> Problem requirements: Transcribe every line exactly and omit anything that is a picture.

[Dataset entries]
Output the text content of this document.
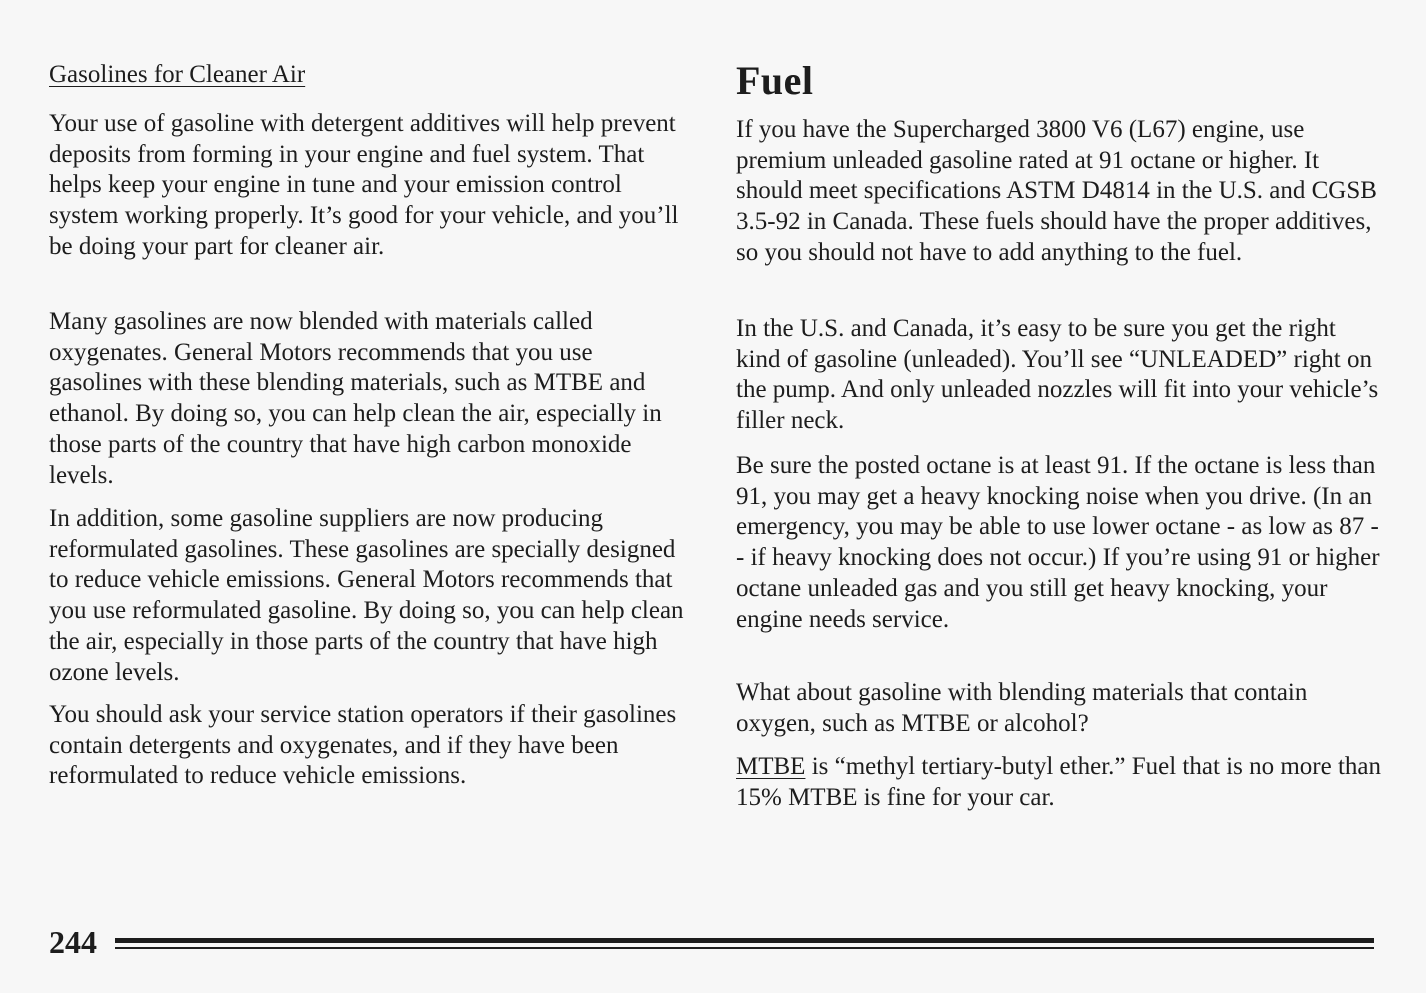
Gasolines for Cleaner Air

Your use of gasoline with detergent additives will help prevent deposits from forming in your engine and fuel system. That helps keep your engine in tune and your emission control system working properly. It’s good for your vehicle, and you’ll be doing your part for cleaner air.

Many gasolines are now blended with materials called oxygenates. General Motors recommends that you use gasolines with these blending materials, such as MTBE and ethanol. By doing so, you can help clean the air, especially in those parts of the country that have high carbon monoxide levels.

In addition, some gasoline suppliers are now producing reformulated gasolines. These gasolines are specially designed to reduce vehicle emissions. General Motors recommends that you use reformulated gasoline. By doing so, you can help clean the air, especially in those parts of the country that have high ozone levels.

You should ask your service station operators if their gasolines contain detergents and oxygenates, and if they have been reformulated to reduce vehicle emissions.

Fuel

If you have the Supercharged 3800 V6 (L67) engine, use premium unleaded gasoline rated at 91 octane or higher. It should meet specifications ASTM D4814 in the U.S. and CGSB 3.5-92 in Canada. These fuels should have the proper additives, so you should not have to add anything to the fuel.

In the U.S. and Canada, it’s easy to be sure you get the right kind of gasoline (unleaded). You’ll see “UNLEADED” right on the pump. And only unleaded nozzles will fit into your vehicle’s filler neck.

Be sure the posted octane is at least 91. If the octane is less than 91, you may get a heavy knocking noise when you drive. (In an emergency, you may be able to use lower octane - as low as 87 -- if heavy knocking does not occur.) If you’re using 91 or higher octane unleaded gas and you still get heavy knocking, your engine needs service.

What about gasoline with blending materials that contain oxygen, such as MTBE or alcohol?

MTBE is “methyl tertiary-butyl ether.” Fuel that is no more than 15% MTBE is fine for your car.

244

> Result of this exercise:
Output the text content of this document.
Gasolines for Cleaner Air

Your use of gasoline with detergent additives will help prevent deposits from forming in your engine and fuel system. That helps keep your engine in tune and your emission control system working properly. It’s good for your vehicle, and you’ll be doing your part for cleaner air.

Many gasolines are now blended with materials called oxygenates. General Motors recommends that you use gasolines with these blending materials, such as MTBE and ethanol. By doing so, you can help clean the air, especially in those parts of the country that have high carbon monoxide levels.

In addition, some gasoline suppliers are now producing reformulated gasolines. These gasolines are specially designed to reduce vehicle emissions. General Motors recommends that you use reformulated gasoline. By doing so, you can help clean the air, especially in those parts of the country that have high ozone levels.

You should ask your service station operators if their gasolines contain detergents and oxygenates, and if they have been reformulated to reduce vehicle emissions.

Fuel

If you have the Supercharged 3800 V6 (L67) engine, use premium unleaded gasoline rated at 91 octane or higher. It should meet specifications ASTM D4814 in the U.S. and CGSB 3.5-92 in Canada. These fuels should have the proper additives, so you should not have to add anything to the fuel.

In the U.S. and Canada, it’s easy to be sure you get the right kind of gasoline (unleaded). You’ll see “UNLEADED” right on the pump. And only unleaded nozzles will fit into your vehicle’s filler neck.

Be sure the posted octane is at least 91. If the octane is less than 91, you may get a heavy knocking noise when you drive. (In an emergency, you may be able to use lower octane - as low as 87 -- if heavy knocking does not occur.) If you’re using 91 or higher octane unleaded gas and you still get heavy knocking, your engine needs service.

What about gasoline with blending materials that contain oxygen, such as MTBE or alcohol?

MTBE is “methyl tertiary-butyl ether.” Fuel that is no more than 15% MTBE is fine for your car.

244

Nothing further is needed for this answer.